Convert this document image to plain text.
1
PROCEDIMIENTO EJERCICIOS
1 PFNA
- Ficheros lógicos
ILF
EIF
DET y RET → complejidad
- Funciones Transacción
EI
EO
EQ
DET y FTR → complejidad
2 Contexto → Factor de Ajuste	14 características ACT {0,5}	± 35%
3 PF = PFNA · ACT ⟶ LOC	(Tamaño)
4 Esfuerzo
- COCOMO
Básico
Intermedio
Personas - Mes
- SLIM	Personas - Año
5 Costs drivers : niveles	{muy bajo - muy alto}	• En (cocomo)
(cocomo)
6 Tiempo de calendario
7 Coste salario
------------------------------------
Exercise task
Say the number of lines in the listing that hold "complejidad", with no added words.

The response
2